### Directions for this task
In the entries that follow, find the word "JSON" and report each line it is on.

Some records:
— START —
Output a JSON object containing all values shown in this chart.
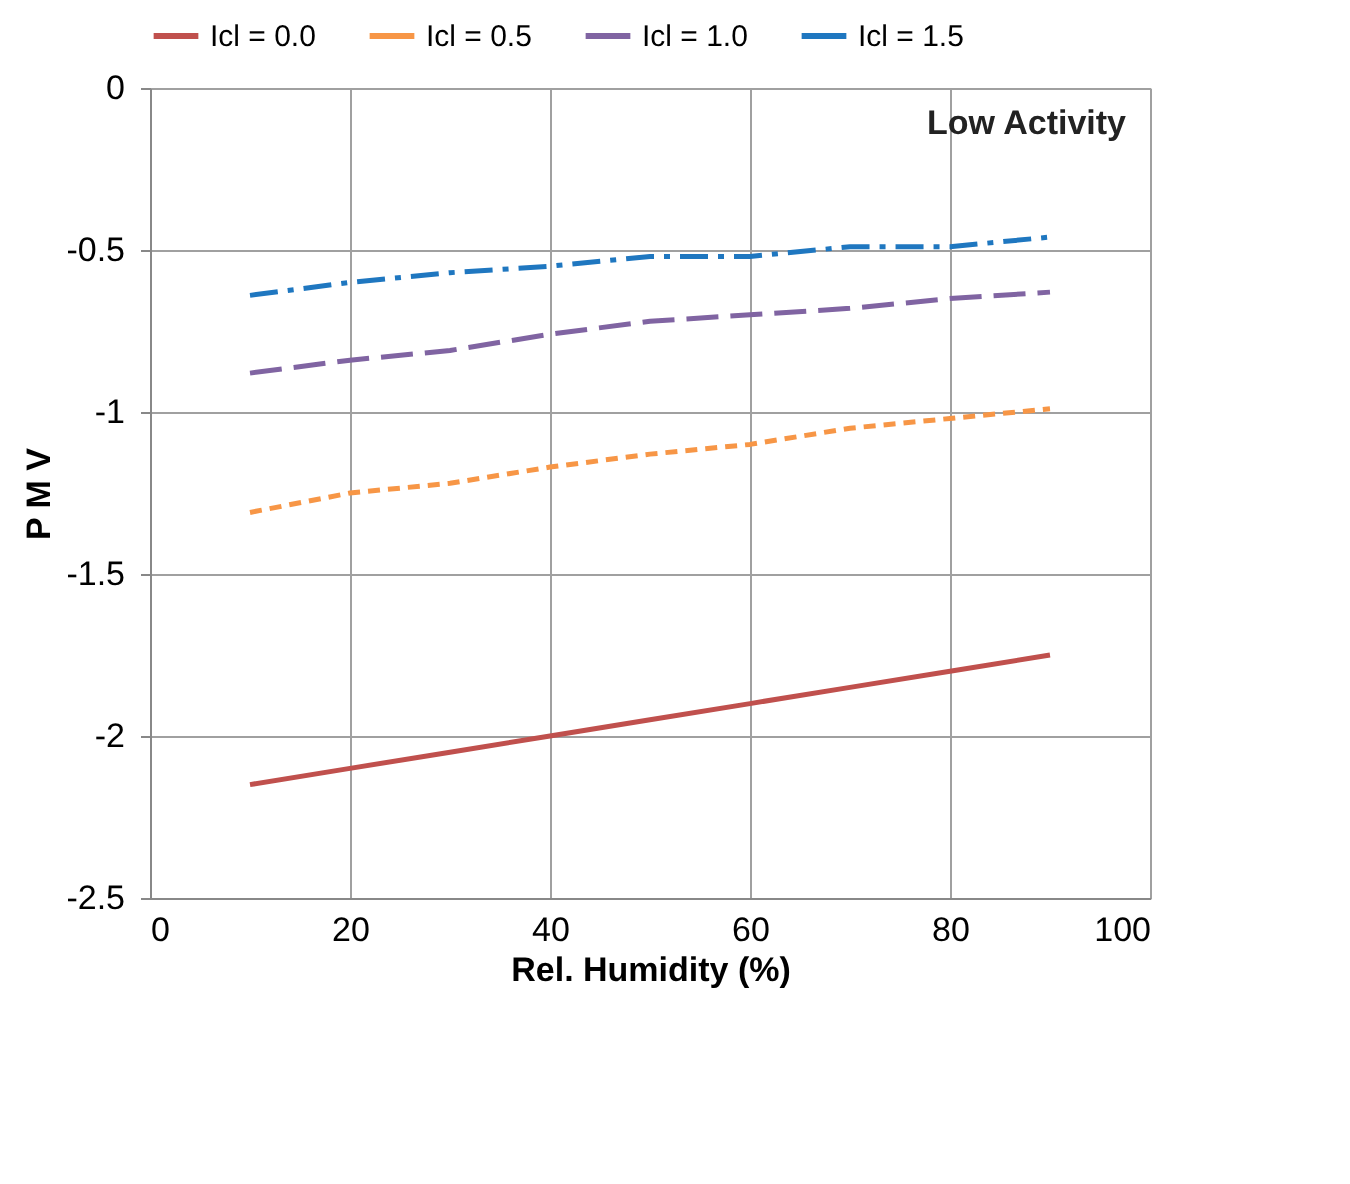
{
  "chart_data": {
    "type": "line",
    "xlabel": "Rel. Humidity (%)",
    "ylabel": "P M V",
    "annotations": [
      "Low Activity"
    ],
    "x": [
      10,
      20,
      30,
      40,
      50,
      60,
      70,
      80,
      90
    ],
    "series": [
      {
        "name": "Icl = 0.0",
        "color": "#c0504d",
        "line_style": "solid",
        "values": [
          -2.15,
          -2.1,
          -2.05,
          -2.0,
          -1.95,
          -1.9,
          -1.85,
          -1.8,
          -1.75
        ]
      },
      {
        "name": "Icl = 0.5",
        "color": "#f79646",
        "line_style": "dashed",
        "values": [
          -1.31,
          -1.25,
          -1.22,
          -1.17,
          -1.13,
          -1.1,
          -1.05,
          -1.02,
          -0.99
        ]
      },
      {
        "name": "Icl = 1.0",
        "color": "#8064a2",
        "line_style": "longdash",
        "values": [
          -0.88,
          -0.84,
          -0.81,
          -0.76,
          -0.72,
          -0.7,
          -0.68,
          -0.65,
          -0.63
        ]
      },
      {
        "name": "Icl = 1.5",
        "color": "#1f77c0",
        "line_style": "dashdot",
        "values": [
          -0.64,
          -0.6,
          -0.57,
          -0.55,
          -0.52,
          -0.52,
          -0.49,
          -0.49,
          -0.46
        ]
      }
    ],
    "xlim": [
      0,
      100
    ],
    "xticks": [
      0,
      20,
      40,
      60,
      80,
      100
    ],
    "ylim": [
      -2.5,
      0
    ],
    "yticks": [
      -2.5,
      -2,
      -1.5,
      -1,
      -0.5,
      0
    ],
    "grid": true,
    "legend": "top",
    "marker": "none"
  }
}
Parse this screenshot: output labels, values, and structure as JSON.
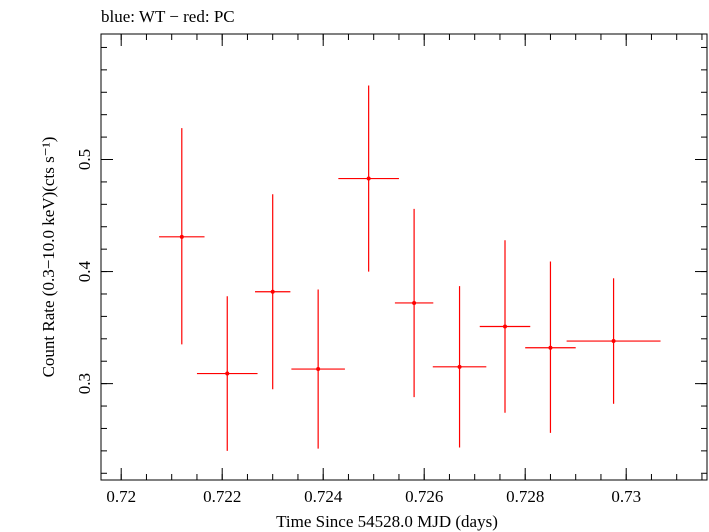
{
  "chart_data": {
    "type": "scatter",
    "title": "blue: WT − red: PC",
    "xlabel": "Time Since 54528.0 MJD (days)",
    "ylabel": "Count Rate (0.3−10.0 keV)(cts s⁻¹)",
    "xlim": [
      0.7196,
      0.7316
    ],
    "ylim": [
      0.214,
      0.612
    ],
    "x_ticks": [
      0.72,
      0.722,
      0.724,
      0.726,
      0.728,
      0.73
    ],
    "x_tick_labels": [
      "0.72",
      "0.722",
      "0.724",
      "0.726",
      "0.728",
      "0.73"
    ],
    "y_ticks": [
      0.3,
      0.4,
      0.5
    ],
    "y_tick_labels": [
      "0.3",
      "0.4",
      "0.5"
    ],
    "x_minor_step": 0.0005,
    "y_minor_step": 0.02,
    "grid": false,
    "series": [
      {
        "name": "PC",
        "color": "#ff0000",
        "points": [
          {
            "x": 0.7212,
            "xerr": 0.00045,
            "y": 0.431,
            "yerr_lo": 0.096,
            "yerr_hi": 0.097
          },
          {
            "x": 0.7221,
            "xerr": 0.0006,
            "y": 0.309,
            "yerr_lo": 0.069,
            "yerr_hi": 0.069
          },
          {
            "x": 0.723,
            "xerr": 0.00035,
            "y": 0.382,
            "yerr_lo": 0.087,
            "yerr_hi": 0.087
          },
          {
            "x": 0.7239,
            "xerr": 0.00053,
            "y": 0.313,
            "yerr_lo": 0.071,
            "yerr_hi": 0.071
          },
          {
            "x": 0.7249,
            "xerr": 0.0006,
            "y": 0.483,
            "yerr_lo": 0.083,
            "yerr_hi": 0.083
          },
          {
            "x": 0.7258,
            "xerr": 0.00038,
            "y": 0.372,
            "yerr_lo": 0.084,
            "yerr_hi": 0.084
          },
          {
            "x": 0.7267,
            "xerr": 0.00053,
            "y": 0.315,
            "yerr_lo": 0.072,
            "yerr_hi": 0.072
          },
          {
            "x": 0.7276,
            "xerr": 0.0005,
            "y": 0.351,
            "yerr_lo": 0.077,
            "yerr_hi": 0.077
          },
          {
            "x": 0.7285,
            "xerr": 0.0005,
            "y": 0.332,
            "yerr_lo": 0.076,
            "yerr_hi": 0.077
          },
          {
            "x": 0.72975,
            "xerr": 0.00093,
            "y": 0.338,
            "yerr_lo": 0.056,
            "yerr_hi": 0.056
          }
        ]
      }
    ]
  }
}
— END —
### Correct result
Output a JSON object containing all values shown in this chart.
Parse this screenshot: output labels, values, and structure as JSON.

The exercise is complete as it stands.